• _Aim_
Report every line in the listing that contains the string "师徒结对".

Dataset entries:
****************
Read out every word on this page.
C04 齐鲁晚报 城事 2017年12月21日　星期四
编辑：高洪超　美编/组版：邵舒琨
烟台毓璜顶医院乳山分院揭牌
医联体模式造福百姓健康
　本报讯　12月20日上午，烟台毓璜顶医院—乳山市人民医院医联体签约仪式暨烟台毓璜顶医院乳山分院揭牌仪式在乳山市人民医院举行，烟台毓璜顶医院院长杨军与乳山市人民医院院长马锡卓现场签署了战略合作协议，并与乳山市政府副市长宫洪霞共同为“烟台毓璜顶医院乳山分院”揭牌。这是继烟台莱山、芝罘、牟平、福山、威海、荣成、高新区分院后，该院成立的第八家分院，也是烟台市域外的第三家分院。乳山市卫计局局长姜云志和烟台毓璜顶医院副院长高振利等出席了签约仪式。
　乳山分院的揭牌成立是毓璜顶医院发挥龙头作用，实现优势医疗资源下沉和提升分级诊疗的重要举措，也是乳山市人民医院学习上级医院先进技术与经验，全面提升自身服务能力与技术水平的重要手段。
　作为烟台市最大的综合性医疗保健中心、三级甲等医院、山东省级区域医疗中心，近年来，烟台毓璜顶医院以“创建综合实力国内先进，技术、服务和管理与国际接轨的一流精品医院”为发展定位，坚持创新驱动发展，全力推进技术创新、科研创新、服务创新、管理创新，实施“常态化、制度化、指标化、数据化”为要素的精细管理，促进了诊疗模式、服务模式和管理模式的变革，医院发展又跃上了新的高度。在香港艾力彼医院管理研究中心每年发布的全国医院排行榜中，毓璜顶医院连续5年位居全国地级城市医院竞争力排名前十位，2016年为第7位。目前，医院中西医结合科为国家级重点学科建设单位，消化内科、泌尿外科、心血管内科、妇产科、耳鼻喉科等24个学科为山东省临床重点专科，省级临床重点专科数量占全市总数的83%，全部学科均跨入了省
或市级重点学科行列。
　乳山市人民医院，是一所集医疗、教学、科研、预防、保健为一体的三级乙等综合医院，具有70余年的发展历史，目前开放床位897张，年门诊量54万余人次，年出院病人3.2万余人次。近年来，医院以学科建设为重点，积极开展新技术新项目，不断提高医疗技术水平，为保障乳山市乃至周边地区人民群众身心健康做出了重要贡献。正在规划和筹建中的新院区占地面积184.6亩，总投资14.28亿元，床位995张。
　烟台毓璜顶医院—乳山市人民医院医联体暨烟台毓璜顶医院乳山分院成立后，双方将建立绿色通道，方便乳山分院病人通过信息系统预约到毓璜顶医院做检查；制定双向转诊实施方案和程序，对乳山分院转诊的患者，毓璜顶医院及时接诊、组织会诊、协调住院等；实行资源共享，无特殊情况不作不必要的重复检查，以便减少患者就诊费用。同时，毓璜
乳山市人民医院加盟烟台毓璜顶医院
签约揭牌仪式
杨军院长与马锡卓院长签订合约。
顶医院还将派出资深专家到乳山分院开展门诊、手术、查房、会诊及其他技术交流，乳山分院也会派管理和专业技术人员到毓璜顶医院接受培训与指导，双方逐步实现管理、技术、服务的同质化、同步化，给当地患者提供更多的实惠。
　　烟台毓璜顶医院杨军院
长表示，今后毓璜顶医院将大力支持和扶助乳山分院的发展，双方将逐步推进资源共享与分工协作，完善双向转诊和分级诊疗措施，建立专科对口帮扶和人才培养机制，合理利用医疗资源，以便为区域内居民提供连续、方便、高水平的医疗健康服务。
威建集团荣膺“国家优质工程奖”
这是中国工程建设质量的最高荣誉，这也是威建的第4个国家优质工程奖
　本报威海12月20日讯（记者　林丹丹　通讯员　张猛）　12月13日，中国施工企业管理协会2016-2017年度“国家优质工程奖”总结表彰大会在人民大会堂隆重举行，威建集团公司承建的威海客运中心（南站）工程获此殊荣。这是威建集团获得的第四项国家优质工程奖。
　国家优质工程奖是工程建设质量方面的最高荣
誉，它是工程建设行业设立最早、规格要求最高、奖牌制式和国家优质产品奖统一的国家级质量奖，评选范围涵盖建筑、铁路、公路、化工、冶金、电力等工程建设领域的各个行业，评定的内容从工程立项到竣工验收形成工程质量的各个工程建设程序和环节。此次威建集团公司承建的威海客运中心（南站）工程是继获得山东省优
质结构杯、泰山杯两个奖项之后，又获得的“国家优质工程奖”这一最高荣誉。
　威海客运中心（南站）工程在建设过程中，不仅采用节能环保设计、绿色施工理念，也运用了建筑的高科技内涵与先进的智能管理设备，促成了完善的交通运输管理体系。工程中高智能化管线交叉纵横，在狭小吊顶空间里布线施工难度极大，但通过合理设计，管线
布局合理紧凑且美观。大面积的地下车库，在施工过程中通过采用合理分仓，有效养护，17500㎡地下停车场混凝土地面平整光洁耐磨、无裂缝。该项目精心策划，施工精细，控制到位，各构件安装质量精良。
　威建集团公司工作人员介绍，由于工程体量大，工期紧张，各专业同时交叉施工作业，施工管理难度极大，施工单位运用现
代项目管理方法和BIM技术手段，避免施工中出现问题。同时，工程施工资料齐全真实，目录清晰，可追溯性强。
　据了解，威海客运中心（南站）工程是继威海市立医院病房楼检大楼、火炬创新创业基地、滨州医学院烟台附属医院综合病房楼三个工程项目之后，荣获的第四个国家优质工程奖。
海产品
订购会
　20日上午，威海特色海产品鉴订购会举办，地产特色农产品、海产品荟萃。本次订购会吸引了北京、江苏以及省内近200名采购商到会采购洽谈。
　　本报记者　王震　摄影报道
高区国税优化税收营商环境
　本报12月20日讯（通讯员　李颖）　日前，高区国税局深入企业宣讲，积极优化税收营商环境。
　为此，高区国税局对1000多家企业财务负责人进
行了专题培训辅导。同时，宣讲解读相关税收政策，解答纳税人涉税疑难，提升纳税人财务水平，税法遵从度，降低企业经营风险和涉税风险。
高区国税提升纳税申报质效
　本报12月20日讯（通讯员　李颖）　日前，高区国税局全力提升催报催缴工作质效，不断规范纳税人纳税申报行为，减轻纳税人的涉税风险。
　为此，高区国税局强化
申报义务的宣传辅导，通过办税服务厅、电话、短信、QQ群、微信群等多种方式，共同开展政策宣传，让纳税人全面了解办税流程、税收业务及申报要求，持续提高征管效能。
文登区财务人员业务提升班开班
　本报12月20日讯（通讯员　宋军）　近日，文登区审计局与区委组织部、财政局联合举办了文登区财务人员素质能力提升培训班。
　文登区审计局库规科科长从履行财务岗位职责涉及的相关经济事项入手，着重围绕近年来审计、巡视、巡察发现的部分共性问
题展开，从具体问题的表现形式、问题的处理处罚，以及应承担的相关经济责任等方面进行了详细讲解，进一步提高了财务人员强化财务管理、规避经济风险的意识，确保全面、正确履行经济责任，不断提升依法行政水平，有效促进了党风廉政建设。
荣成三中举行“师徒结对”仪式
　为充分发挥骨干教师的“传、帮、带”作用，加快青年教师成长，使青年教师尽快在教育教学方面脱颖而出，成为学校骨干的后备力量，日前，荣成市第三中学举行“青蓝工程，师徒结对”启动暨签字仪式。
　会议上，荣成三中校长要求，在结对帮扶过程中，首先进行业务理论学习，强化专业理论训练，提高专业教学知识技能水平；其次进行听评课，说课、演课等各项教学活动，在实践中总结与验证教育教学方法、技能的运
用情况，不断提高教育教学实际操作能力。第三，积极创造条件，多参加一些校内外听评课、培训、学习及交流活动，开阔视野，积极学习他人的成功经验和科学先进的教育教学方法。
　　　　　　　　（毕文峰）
****************
• _Written answer_
荣成三中举行“师徒结对”仪式
　为充分发挥骨干教师的“传、帮、带”作用，加快青年教师成长，使青年教师尽快在教育教学方面脱颖而出，成为学校骨干的后备力量，日前，荣成市第三中学举行“青蓝工程，师徒结对”启动暨签字仪式。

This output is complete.